■ What you need to do: Each line that holds the word "building" is to be identified and copied.

⟨

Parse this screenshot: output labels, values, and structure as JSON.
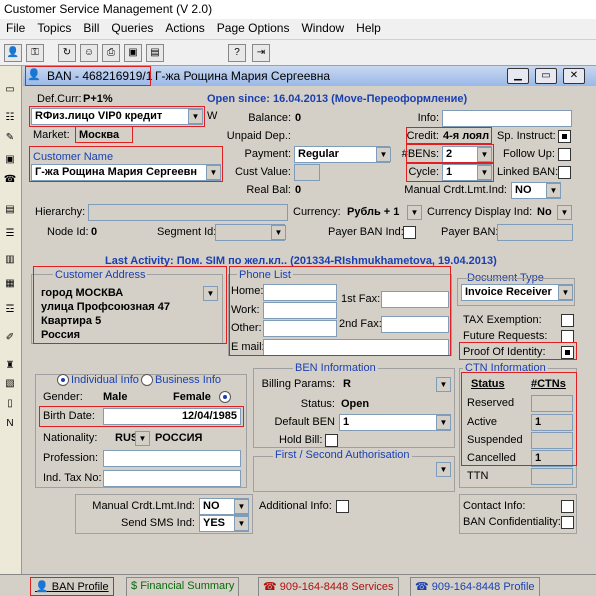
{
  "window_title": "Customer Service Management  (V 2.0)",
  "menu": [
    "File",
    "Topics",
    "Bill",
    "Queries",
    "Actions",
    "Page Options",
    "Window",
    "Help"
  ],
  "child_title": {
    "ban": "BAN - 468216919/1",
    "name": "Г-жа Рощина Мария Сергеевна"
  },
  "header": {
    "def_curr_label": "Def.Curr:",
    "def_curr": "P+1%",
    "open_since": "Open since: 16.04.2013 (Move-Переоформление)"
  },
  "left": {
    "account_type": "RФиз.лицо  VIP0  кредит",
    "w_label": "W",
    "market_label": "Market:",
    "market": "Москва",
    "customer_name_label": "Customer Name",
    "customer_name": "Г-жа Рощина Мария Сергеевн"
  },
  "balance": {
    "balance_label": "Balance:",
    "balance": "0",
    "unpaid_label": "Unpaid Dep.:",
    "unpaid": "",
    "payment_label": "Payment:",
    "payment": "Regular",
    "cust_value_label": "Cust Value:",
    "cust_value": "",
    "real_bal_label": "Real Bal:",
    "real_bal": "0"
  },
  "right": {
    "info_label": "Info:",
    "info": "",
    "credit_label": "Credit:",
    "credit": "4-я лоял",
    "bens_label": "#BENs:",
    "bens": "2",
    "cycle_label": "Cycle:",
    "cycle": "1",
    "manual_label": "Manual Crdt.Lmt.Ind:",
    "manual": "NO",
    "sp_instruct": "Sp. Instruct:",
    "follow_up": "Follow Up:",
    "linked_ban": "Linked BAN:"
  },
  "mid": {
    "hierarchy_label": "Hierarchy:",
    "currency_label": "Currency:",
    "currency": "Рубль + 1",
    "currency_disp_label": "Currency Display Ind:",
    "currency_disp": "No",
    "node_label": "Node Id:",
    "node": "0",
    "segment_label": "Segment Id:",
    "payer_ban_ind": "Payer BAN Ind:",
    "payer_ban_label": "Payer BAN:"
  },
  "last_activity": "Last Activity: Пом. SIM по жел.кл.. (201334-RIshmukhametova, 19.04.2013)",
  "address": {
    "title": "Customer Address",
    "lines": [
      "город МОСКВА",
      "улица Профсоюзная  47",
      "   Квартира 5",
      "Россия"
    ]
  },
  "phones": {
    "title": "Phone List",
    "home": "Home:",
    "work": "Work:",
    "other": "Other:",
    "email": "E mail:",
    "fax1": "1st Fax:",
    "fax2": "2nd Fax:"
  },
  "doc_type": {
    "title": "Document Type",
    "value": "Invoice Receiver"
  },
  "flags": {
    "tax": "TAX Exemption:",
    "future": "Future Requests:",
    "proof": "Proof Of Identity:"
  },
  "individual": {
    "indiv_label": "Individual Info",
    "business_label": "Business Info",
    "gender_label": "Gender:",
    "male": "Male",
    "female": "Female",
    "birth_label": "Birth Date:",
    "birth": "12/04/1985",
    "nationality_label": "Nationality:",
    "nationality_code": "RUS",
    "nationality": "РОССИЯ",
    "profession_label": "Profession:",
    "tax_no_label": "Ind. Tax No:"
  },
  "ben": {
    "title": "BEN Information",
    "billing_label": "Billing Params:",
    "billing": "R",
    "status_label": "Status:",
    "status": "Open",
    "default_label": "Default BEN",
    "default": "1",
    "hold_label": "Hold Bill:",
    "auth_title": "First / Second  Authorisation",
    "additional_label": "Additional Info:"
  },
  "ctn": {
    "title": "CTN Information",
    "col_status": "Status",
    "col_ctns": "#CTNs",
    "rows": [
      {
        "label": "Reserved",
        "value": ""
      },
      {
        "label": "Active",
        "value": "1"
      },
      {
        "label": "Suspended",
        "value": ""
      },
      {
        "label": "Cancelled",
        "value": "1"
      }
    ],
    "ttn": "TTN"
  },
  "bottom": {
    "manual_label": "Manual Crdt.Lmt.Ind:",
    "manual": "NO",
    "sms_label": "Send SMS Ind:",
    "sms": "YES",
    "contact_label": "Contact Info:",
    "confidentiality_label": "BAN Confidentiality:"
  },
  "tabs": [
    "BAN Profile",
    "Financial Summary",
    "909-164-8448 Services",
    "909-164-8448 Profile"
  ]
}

⟩
⟨

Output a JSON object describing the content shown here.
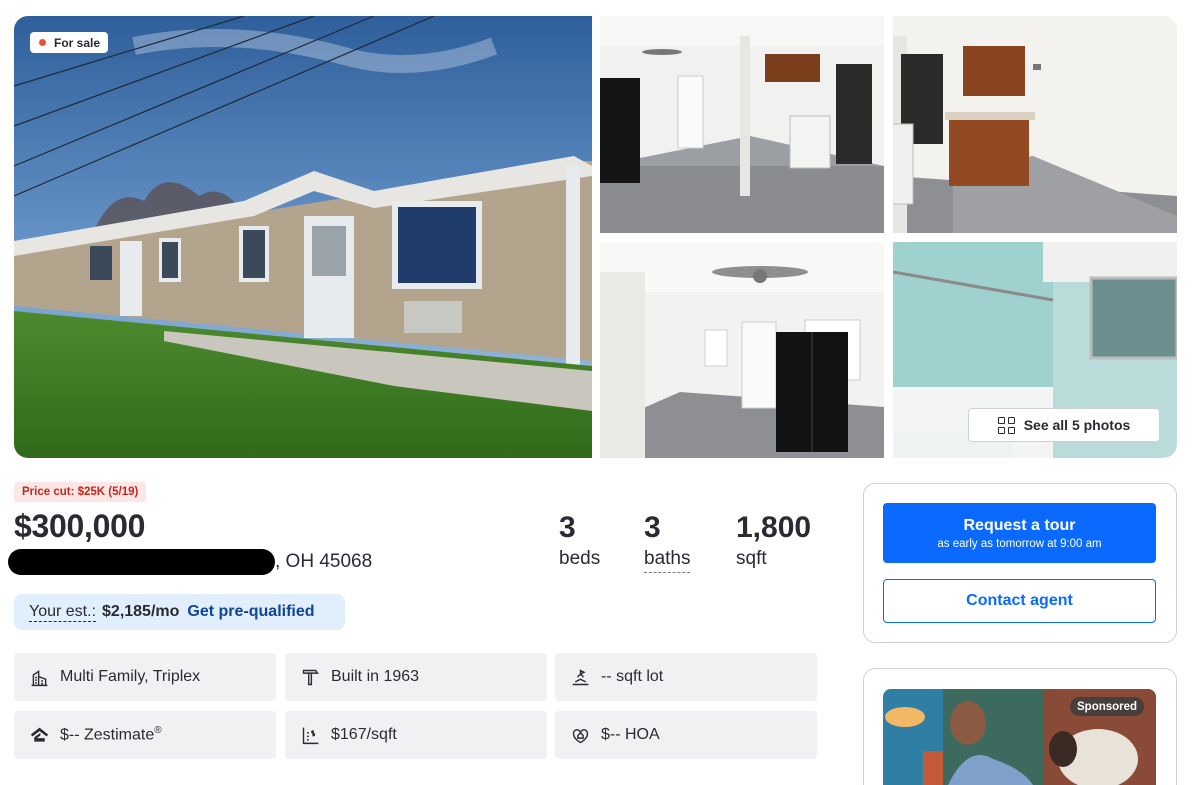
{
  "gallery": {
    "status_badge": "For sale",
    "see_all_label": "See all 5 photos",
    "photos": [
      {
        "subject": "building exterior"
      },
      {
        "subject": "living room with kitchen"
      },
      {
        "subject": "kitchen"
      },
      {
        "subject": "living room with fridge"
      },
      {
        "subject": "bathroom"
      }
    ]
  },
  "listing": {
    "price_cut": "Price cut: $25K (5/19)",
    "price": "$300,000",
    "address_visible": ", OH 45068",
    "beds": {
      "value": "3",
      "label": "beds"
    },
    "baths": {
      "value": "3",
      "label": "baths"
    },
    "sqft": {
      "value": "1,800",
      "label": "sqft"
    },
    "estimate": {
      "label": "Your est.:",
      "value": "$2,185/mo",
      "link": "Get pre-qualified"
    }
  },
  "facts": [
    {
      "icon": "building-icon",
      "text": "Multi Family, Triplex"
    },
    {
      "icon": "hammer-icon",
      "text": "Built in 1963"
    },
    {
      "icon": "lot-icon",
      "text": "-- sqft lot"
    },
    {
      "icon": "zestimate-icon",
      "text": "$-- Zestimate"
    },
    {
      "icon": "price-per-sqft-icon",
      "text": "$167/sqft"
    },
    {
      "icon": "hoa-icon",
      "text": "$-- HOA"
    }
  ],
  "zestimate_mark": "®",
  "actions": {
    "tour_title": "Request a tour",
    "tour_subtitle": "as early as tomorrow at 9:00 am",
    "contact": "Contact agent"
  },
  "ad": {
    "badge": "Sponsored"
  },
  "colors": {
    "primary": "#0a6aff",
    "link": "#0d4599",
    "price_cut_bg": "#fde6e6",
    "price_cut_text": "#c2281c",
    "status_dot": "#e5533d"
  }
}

⟩

■ Result below:
        "subject": "building exterior"
      "icon": "building-icon",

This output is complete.